### 提示文
>>>

静脈物流の現状と当社の取り組み(後編)
電子マニフェストを中心として
株式会社 市川環境エンジニアリング(IKE)
経営企画室 島田 康弘
本稿前編では一般消費者には縁遠い、或いは動脈物流に携わられる企業の方でも実態はほとんど知られていないと思われる廃棄物ごとの物流の違いを記述した。後編ではハンドリング対象物(廃棄物)の移動履歴管理票、適正処理完了証書としての役割を持つマニフェストの電子化への取り組みについての業界の現状と課題、そして当社の取り組みを報告する。
管理手法としてのマニフェスト
1991(平成3)年に行われた廃棄物処理法の大改正により、いわゆる特別管理産業廃棄物(前掲の図1. 廃棄物の区分参照)を対象とした管理ツールとして導入され、更に1997(平成9)年に全ての産業廃棄物を対象に導入されて以降、廃棄物管理のために活用されるマニフェストは基本的に産業廃棄物のみに関して用いられているが、先述の通り廃棄物の移動履歴管理票、適正処理完了の証書として用いられている。従来これを紙媒体で行ってきたために間違いが生じたり、削減の可能な人件費が余分にかかるということが起こっていた。これに関して電子化(いわゆるシステム化)した管理を行うことにより作業の効率化の促進や、伝票処理間違いの回避等を行うことが、現在では国策となっている。具体的には平成20年度までに紙マニフェストの30%、平成22年度までに50%の電子化を達成することが課題となっている。

- 図5. マニフェスト・契約・帳簿作成の流れ

- 図6. 電子マニフェスト運用の流れ(1次・2次共に電子マニフェストの場合)
電子化の現況と今後の施策
当社の顧客(排出事業者)数は数千件であり、持ち込み先(自社施設を含めた中間処理場・最終処分場)は100箇所近くになる。この全てが電子マニフェストシステムを完備できれば、運用が可能となるが、実際は排出事業者、収集運搬業者(一種の3PL業者)、処分業者の知識・関心の低さ、IT化の遅れに伴い、実行されているのは2排出事業者に過ぎない。今後、関係企業への(1)啓蒙活動(特に排出事業者に対するもの)、(2)知識・技術修得の場の提供、(3)業界組織主導での業務フローやシステム構築(ASP業者の採用など)、(4)対応機器整備や教育・啓蒙活動に対する補助金等の経済的インセンティブの整備、或いは(5)電子化促進の為の法的措置、等が必要と思われる。

<<<

### 作業指示
電子マニフェストについての文章を、最後の文の次から書き継げ。 これらのエントリはこの作業では用いない。

### 構造化ページ解析データ
>>>

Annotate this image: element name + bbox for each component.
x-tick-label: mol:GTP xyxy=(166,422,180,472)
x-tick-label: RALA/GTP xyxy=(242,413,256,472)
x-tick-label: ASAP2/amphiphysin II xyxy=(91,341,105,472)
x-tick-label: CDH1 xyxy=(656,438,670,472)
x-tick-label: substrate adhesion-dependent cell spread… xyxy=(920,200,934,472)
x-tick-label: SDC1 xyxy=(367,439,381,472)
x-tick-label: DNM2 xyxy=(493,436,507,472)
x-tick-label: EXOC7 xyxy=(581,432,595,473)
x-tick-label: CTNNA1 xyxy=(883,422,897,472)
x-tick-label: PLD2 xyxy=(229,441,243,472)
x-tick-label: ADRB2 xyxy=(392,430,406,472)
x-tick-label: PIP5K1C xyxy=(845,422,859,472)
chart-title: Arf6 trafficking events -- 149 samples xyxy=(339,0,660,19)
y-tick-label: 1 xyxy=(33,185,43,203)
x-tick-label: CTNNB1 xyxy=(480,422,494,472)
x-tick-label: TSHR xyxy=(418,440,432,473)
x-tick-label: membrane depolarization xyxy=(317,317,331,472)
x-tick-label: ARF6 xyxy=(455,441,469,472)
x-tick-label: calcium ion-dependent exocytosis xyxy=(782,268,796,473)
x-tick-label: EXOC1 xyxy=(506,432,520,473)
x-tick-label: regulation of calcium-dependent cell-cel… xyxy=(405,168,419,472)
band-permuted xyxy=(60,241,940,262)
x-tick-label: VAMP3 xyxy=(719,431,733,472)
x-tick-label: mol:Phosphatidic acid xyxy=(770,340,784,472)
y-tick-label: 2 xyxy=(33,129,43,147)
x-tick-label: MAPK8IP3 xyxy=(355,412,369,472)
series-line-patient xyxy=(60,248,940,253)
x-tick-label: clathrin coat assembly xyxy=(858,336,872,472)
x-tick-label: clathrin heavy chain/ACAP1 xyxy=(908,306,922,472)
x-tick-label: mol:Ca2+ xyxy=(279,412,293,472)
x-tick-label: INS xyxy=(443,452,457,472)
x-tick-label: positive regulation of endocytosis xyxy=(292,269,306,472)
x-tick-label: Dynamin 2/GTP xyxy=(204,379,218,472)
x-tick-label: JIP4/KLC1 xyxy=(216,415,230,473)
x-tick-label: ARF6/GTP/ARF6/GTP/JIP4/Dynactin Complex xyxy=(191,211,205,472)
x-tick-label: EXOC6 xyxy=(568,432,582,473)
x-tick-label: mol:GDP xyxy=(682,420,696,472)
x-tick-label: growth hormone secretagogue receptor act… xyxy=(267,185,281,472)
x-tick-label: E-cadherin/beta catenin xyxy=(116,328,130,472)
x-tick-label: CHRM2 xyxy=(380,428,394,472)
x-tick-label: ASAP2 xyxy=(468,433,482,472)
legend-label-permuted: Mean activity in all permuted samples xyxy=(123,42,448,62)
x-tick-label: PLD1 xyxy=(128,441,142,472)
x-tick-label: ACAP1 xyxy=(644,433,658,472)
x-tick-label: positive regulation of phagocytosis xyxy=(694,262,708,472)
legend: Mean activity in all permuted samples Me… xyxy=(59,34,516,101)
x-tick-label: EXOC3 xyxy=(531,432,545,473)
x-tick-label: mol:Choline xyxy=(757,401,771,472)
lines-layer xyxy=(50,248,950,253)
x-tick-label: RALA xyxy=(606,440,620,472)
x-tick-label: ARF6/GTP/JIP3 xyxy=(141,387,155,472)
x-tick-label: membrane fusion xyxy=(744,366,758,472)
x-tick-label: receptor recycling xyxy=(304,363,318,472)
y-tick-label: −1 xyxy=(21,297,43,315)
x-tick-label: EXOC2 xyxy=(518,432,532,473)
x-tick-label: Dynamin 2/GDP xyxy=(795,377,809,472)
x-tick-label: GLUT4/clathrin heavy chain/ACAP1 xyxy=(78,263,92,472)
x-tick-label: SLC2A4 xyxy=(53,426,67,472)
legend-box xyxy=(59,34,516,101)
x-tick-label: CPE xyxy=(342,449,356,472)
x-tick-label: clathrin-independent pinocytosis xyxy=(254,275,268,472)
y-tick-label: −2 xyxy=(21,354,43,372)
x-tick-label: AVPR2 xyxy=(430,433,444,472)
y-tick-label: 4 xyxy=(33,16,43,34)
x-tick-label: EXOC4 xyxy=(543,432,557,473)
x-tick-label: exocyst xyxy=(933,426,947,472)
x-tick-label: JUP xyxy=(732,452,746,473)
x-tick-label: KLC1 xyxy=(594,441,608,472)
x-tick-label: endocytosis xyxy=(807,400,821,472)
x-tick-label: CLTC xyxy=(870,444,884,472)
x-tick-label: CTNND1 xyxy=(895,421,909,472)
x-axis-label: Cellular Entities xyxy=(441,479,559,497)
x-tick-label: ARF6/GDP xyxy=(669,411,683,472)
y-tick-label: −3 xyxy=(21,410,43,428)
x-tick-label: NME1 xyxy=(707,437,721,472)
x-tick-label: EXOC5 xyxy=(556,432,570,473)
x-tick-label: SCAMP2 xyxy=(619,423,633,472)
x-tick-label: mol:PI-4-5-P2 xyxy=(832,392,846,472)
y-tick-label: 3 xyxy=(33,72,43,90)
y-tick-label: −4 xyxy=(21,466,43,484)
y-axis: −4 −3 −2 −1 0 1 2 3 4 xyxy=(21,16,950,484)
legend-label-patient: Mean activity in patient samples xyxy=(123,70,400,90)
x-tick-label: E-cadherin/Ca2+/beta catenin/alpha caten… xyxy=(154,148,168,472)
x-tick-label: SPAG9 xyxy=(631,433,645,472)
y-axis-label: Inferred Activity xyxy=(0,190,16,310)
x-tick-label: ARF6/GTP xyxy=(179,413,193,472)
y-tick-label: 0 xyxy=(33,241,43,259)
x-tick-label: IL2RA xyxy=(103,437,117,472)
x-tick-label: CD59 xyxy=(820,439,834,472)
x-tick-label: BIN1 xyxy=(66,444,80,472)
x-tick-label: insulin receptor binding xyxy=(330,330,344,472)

<<<

### 作業結果
IKEの取り組み
1. 社団法人全国産業廃棄物連合会マニフェスト推進委員会での取り組み
社団法人全国産業廃棄物連合会は産業廃棄物処理業者が構成する各都道府県協会のアンブレラとなる組織であるが、そこでは現在、環境省の呼びかけにより、電子マニフェストの運営を行っている財団法人日本産業廃棄物処理振興センターと三者で協議し、普及に向けた方策を議論している。また建設9団体とも協議の場を持ち、様式の共通化やASP事業の内容等、団体間で協議が必要な事項について話し合いを進めている。
政府の目標値は平成20年までに普及率を最大30%まで高めることとなっており、更に首相を本部長とする「IT新改革戦略」においては平成22年度までに普及を50%にまで高めることになった。
しかしながら普及率は先述の通り現在3.5%に止まっているため、達成をすべく三者の協議が開催され知恵を出し合っている。また、上記のような会合での議論を発展させるための取り組みのひとつとして、下部組織である社団法人千葉県産業廃棄物協会では、環境省や千葉県といった産業廃棄物処理業者を監督する行政側と協働で、排出事業者向けの電子マニフェスト導入の説明会を10月20日に開催している。
2. 学会・研究会、啓蒙活動への参画
当社が関わっている大学や学会はここ2年だけでも、千葉商科大学、日本環境共生学会、上智大学、廃棄物学会、RCC(Ryuken Material Flow Consulting Center:株式会社流通研究社内の物流研究会)、といったものがあり、そこでのシンポジウム出演、講義や講演を通して循環産業・静脈物流についてその役割の重要性と理解を訴えている。またそれだけでなく、中央省庁における複数の審議会へも参画しており、 これまで得た知見を政策に反映させるべく、産学官に対し発信している。

- 写真2. 講演を通じての啓蒙活動
3. IT化実施例:機密書類処理・リサイクル分野のトレーサビリティー
当社では、機密書類処理・リサイクル分野について、既にIT化がほぼ実現している。システム会社と連携し、GPS(Global Positioning System)、バーコードリーダー、携帯電話を活用し、排出事業者からの回収、運搬、荷降ろし、処分(溶解・リサイクル処理)、顧客への作業終了報告までを追跡管理し、要求される機密保持とリアルタイムの動態管理・報告を図り、かつ機密書類リサイクルを実現している。詳しくは、
http://www.sssbox.com/ を参照されたい。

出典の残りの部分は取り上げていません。